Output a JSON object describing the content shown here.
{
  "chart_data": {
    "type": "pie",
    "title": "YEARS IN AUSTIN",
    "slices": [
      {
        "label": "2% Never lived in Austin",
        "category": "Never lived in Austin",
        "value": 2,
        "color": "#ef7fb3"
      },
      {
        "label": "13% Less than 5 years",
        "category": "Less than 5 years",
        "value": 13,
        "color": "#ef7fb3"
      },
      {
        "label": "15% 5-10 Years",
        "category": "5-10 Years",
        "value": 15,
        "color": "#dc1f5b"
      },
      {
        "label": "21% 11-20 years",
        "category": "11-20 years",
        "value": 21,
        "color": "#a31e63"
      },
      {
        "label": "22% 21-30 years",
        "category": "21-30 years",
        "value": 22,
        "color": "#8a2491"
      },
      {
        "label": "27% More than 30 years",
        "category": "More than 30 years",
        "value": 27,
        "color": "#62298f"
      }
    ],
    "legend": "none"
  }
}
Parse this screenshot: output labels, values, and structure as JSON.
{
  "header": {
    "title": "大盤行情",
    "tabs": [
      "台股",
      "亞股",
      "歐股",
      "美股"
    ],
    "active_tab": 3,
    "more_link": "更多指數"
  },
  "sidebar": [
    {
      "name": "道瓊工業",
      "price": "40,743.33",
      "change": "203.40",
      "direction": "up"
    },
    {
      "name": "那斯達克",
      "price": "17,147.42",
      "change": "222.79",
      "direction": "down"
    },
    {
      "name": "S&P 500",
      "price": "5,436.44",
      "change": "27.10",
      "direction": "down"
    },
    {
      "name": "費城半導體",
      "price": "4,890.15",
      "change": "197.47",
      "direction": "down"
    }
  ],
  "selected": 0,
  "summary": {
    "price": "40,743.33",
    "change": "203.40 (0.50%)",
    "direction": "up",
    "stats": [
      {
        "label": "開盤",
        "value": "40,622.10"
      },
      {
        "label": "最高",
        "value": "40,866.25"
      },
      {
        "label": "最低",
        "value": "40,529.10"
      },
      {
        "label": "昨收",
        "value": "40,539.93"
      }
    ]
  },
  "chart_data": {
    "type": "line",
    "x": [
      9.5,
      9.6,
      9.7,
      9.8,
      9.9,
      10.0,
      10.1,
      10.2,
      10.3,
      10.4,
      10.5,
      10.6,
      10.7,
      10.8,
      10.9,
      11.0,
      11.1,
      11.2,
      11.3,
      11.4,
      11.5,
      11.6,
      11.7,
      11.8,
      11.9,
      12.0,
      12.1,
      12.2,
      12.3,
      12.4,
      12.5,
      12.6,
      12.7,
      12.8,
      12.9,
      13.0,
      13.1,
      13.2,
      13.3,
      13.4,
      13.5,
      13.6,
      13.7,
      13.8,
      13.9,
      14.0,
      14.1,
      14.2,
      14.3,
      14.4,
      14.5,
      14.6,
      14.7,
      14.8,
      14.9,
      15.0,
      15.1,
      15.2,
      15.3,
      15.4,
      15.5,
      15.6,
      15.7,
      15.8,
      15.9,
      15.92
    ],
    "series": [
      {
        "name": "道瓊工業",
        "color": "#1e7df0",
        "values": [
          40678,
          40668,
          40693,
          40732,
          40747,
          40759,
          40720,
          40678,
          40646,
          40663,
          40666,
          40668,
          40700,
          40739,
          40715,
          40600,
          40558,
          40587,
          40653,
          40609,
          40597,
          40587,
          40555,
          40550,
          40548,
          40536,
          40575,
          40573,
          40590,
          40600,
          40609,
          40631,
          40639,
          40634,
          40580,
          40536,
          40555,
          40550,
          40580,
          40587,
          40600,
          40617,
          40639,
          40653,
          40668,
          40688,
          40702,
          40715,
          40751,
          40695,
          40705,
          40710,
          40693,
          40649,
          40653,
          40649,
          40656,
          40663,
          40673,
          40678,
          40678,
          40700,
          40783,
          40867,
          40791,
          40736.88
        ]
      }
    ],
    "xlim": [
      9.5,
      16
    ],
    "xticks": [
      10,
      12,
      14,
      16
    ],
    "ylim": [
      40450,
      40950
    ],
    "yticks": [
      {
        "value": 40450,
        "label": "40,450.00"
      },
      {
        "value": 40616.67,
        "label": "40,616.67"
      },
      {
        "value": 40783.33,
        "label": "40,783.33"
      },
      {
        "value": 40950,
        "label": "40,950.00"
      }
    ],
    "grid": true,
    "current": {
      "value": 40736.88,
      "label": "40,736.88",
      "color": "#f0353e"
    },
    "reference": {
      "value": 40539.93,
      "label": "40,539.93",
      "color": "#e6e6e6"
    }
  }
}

*The task*.
Go over the records above and tally each line that includes "lived". Give the total by itself.

*Final result*.
2